§ Your objective
Exact reproduction of the data is required, with images excluded.

— START OF Listed records —

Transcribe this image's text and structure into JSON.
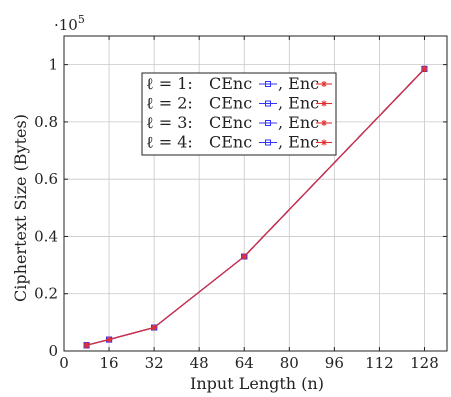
{
  "chart_data": {
    "type": "line",
    "xlabel": "Input Length (n)",
    "ylabel": "Ciphertext Size (Bytes)",
    "y_multiplier": "·10",
    "y_multiplier_exp": "5",
    "xlim": [
      0,
      136
    ],
    "ylim": [
      0,
      1.1
    ],
    "xticks": [
      0,
      16,
      32,
      48,
      64,
      80,
      96,
      112,
      128
    ],
    "yticks": [
      0,
      0.2,
      0.4,
      0.6,
      0.8,
      1
    ],
    "ytick_labels": [
      "0",
      "0.2",
      "0.4",
      "0.6",
      "0.8",
      "1"
    ],
    "grid": true,
    "legend_position": "top-center",
    "x": [
      8,
      16,
      32,
      64,
      128
    ],
    "series": [
      {
        "name": "ℓ = 1: CEnc",
        "color": "#3333ff",
        "marker": "square",
        "values": [
          0.02,
          0.04,
          0.082,
          0.33,
          0.985
        ]
      },
      {
        "name": "Enc",
        "color": "#e03030",
        "marker": "star",
        "values": [
          0.02,
          0.04,
          0.082,
          0.33,
          0.985
        ]
      },
      {
        "name": "ℓ = 2: CEnc",
        "color": "#3333ff",
        "marker": "square",
        "values": [
          0.02,
          0.04,
          0.082,
          0.33,
          0.985
        ]
      },
      {
        "name": "Enc",
        "color": "#e03030",
        "marker": "star",
        "values": [
          0.02,
          0.04,
          0.082,
          0.33,
          0.985
        ]
      },
      {
        "name": "ℓ = 3: CEnc",
        "color": "#3333ff",
        "marker": "square",
        "values": [
          0.02,
          0.04,
          0.082,
          0.33,
          0.985
        ]
      },
      {
        "name": "Enc",
        "color": "#e03030",
        "marker": "star",
        "values": [
          0.02,
          0.04,
          0.082,
          0.33,
          0.985
        ]
      },
      {
        "name": "ℓ = 4: CEnc",
        "color": "#3333ff",
        "marker": "square",
        "values": [
          0.02,
          0.04,
          0.082,
          0.33,
          0.985
        ]
      },
      {
        "name": "Enc",
        "color": "#e03030",
        "marker": "star",
        "values": [
          0.02,
          0.04,
          0.082,
          0.33,
          0.985
        ]
      }
    ],
    "legend_rows": [
      {
        "prefix": "ℓ = 1:",
        "a": "CEnc",
        "b": "Enc"
      },
      {
        "prefix": "ℓ = 2:",
        "a": "CEnc",
        "b": "Enc"
      },
      {
        "prefix": "ℓ = 3:",
        "a": "CEnc",
        "b": "Enc"
      },
      {
        "prefix": "ℓ = 4:",
        "a": "CEnc",
        "b": "Enc"
      }
    ]
  }
}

— END OF Listed records —

§ Result below
Transcribe this image's text and structure into JSON.
{
  "chart_data": {
    "type": "line",
    "xlabel": "Input Length (n)",
    "ylabel": "Ciphertext Size (Bytes)",
    "y_multiplier": "·10",
    "y_multiplier_exp": "5",
    "xlim": [
      0,
      136
    ],
    "ylim": [
      0,
      1.1
    ],
    "xticks": [
      0,
      16,
      32,
      48,
      64,
      80,
      96,
      112,
      128
    ],
    "yticks": [
      0,
      0.2,
      0.4,
      0.6,
      0.8,
      1
    ],
    "ytick_labels": [
      "0",
      "0.2",
      "0.4",
      "0.6",
      "0.8",
      "1"
    ],
    "grid": true,
    "legend_position": "top-center",
    "x": [
      8,
      16,
      32,
      64,
      128
    ],
    "series": [
      {
        "name": "ℓ = 1: CEnc",
        "color": "#3333ff",
        "marker": "square",
        "values": [
          0.02,
          0.04,
          0.082,
          0.33,
          0.985
        ]
      },
      {
        "name": "Enc",
        "color": "#e03030",
        "marker": "star",
        "values": [
          0.02,
          0.04,
          0.082,
          0.33,
          0.985
        ]
      },
      {
        "name": "ℓ = 2: CEnc",
        "color": "#3333ff",
        "marker": "square",
        "values": [
          0.02,
          0.04,
          0.082,
          0.33,
          0.985
        ]
      },
      {
        "name": "Enc",
        "color": "#e03030",
        "marker": "star",
        "values": [
          0.02,
          0.04,
          0.082,
          0.33,
          0.985
        ]
      },
      {
        "name": "ℓ = 3: CEnc",
        "color": "#3333ff",
        "marker": "square",
        "values": [
          0.02,
          0.04,
          0.082,
          0.33,
          0.985
        ]
      },
      {
        "name": "Enc",
        "color": "#e03030",
        "marker": "star",
        "values": [
          0.02,
          0.04,
          0.082,
          0.33,
          0.985
        ]
      },
      {
        "name": "ℓ = 4: CEnc",
        "color": "#3333ff",
        "marker": "square",
        "values": [
          0.02,
          0.04,
          0.082,
          0.33,
          0.985
        ]
      },
      {
        "name": "Enc",
        "color": "#e03030",
        "marker": "star",
        "values": [
          0.02,
          0.04,
          0.082,
          0.33,
          0.985
        ]
      }
    ],
    "legend_rows": [
      {
        "prefix": "ℓ = 1:",
        "a": "CEnc",
        "b": "Enc"
      },
      {
        "prefix": "ℓ = 2:",
        "a": "CEnc",
        "b": "Enc"
      },
      {
        "prefix": "ℓ = 3:",
        "a": "CEnc",
        "b": "Enc"
      },
      {
        "prefix": "ℓ = 4:",
        "a": "CEnc",
        "b": "Enc"
      }
    ]
  }
}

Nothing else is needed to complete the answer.